Top of Given text

The patient’s husband was able to find his wife’s medication list, which included diltiazem. The patient received IV fluids, atropine, pressors, and glucagon (with no effect) and ultimately was placed on HIET with full recovery.

Key Points

  • The undifferentiated toxicologic hypotensive bradycardic patient has a wide differential diagnosis. Obtaining a comprehensive history is important and may help further guide management, but in the critically ill patient, starting the algorithm may help attain hemodynamic stability.

  • Given the elevated morbidity and mortality of calcium channel and beta-blocker overdoses, consider early aggressive decontamination.

  • In the undifferentiated patient, a digoxin level should strongly be considered.

  • Not all calcium channel blockers and beta-blockers are equivalent. In addition to hypotension and bradycardia, consider seizures and tachyarrhythmias in propranolol; consider QTc prolongation in sotalol.

  • In a severely ill patient, a single agent is not likely to help. Starting multiple therapies, e.g., IV fluids + IV calcium + pressors + glucagon + high-dose insulin, is more likely to be successful in stabilizing the patient.

  • Insulin needs to be started at and is most effective at high doses (1–2 IU/kg) with frequent monitoring of electrolytes and glucose.

  • Consider intralipid therapy if all other pharmacologic therapies have failed.

  • Mobilize dialysis/IABP/LVAD/VA ECMO early in a critical patient.

Bottom of Given text
Top of Supplied entries

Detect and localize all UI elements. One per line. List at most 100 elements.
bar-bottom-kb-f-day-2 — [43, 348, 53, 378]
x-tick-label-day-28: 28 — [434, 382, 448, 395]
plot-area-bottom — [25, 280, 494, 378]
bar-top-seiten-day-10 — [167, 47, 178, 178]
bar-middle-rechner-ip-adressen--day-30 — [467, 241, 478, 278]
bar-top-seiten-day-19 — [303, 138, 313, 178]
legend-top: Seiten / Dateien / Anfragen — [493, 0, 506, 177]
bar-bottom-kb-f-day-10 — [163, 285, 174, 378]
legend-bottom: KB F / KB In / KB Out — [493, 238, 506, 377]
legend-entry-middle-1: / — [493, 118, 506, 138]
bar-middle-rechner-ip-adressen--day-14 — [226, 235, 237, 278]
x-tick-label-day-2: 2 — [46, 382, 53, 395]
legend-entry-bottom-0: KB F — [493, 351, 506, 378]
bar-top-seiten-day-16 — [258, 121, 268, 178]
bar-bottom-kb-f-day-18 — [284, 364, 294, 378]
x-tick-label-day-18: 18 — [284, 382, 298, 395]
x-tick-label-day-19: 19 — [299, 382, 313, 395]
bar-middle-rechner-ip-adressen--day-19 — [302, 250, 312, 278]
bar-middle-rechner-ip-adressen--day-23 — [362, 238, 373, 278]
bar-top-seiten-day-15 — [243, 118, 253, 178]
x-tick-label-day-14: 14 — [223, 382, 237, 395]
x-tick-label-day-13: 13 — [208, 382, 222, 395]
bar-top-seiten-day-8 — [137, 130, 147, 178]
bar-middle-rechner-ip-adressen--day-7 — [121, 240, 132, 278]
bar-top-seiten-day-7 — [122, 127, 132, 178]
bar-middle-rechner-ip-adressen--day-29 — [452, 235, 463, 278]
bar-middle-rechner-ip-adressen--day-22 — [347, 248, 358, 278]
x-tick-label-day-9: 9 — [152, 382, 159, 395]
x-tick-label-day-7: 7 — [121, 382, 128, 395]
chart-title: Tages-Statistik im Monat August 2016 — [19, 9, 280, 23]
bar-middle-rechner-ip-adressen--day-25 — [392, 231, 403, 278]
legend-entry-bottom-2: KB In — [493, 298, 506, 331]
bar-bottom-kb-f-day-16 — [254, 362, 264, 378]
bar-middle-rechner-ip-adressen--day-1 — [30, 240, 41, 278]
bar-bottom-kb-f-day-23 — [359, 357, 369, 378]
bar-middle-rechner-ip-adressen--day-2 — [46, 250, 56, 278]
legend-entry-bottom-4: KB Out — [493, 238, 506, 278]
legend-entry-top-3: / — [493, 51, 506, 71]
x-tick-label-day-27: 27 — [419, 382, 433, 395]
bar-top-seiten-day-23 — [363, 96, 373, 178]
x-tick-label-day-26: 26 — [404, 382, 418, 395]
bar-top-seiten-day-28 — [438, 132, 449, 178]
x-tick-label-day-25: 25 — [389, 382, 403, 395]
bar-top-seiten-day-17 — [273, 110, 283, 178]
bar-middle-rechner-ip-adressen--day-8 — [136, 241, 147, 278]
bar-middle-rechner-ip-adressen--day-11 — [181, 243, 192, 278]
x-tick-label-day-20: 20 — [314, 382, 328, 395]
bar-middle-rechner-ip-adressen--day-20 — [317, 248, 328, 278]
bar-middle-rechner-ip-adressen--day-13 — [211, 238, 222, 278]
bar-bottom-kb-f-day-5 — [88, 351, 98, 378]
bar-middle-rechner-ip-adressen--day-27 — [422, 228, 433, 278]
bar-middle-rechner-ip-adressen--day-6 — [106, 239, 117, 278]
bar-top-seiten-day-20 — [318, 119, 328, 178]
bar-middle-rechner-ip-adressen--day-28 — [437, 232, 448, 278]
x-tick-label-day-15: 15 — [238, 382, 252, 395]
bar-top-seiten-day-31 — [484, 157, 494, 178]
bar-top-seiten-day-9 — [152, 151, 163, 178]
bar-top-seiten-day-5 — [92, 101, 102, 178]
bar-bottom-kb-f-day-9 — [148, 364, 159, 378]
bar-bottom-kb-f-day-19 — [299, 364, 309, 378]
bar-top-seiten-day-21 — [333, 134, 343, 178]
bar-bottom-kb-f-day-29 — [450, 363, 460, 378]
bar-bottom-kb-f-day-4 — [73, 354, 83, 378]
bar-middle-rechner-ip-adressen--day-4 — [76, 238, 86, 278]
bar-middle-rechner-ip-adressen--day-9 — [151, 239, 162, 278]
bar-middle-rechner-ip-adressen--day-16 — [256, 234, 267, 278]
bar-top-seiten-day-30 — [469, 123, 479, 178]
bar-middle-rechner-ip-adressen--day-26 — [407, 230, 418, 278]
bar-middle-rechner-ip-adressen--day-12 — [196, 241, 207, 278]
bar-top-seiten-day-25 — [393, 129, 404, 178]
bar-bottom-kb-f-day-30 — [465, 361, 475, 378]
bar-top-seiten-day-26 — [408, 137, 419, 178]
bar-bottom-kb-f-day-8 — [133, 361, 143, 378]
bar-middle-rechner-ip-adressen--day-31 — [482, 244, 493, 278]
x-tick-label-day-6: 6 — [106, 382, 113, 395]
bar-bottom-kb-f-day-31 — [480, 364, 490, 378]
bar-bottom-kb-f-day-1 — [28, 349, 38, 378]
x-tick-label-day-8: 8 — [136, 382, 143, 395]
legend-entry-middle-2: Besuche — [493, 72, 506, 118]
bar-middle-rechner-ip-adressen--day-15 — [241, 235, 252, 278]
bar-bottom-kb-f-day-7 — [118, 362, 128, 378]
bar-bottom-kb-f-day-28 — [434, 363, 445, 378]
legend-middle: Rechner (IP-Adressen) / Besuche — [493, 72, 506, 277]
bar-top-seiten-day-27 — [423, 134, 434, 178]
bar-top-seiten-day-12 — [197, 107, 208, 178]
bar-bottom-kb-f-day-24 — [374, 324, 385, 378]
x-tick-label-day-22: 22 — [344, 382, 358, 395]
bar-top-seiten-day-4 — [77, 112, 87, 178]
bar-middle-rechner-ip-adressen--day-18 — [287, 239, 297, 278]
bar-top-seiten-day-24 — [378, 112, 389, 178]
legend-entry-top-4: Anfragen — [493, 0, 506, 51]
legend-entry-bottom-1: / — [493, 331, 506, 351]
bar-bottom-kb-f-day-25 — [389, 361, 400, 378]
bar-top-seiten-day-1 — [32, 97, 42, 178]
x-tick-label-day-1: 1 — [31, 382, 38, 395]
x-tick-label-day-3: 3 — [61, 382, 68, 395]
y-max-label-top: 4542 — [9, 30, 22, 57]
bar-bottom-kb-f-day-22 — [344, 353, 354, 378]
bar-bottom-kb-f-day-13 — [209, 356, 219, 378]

Bottom of Supplied entries

(Questions)
1. Print a portion of the overdose text above, starting at the words containing "The patient’s husband" and ending after "strongly be considered.".
2. In the overdose text, what two problems besides hypotension and bradycardia should be considered with propranolol?

(Solutions below)
1.
The patient’s husband was able to find his wife’s medication list, which included diltiazem. The patient received IV fluids, atropine, pressors, and glucagon (with no effect) and ultimately was placed on HIET with full recovery.

Key Points

  • The undifferentiated toxicologic hypotensive bradycardic patient has a wide differential diagnosis. Obtaining a comprehensive history is important and may help further guide management, but in the critically ill patient, starting the algorithm may help attain hemodynamic stability.

  • Given the elevated morbidity and mortality of calcium channel and beta-blocker overdoses, consider early aggressive decontamination.

  • In the undifferentiated patient, a digoxin level should strongly be considered.

2. Seizures and tachyarrhythmias.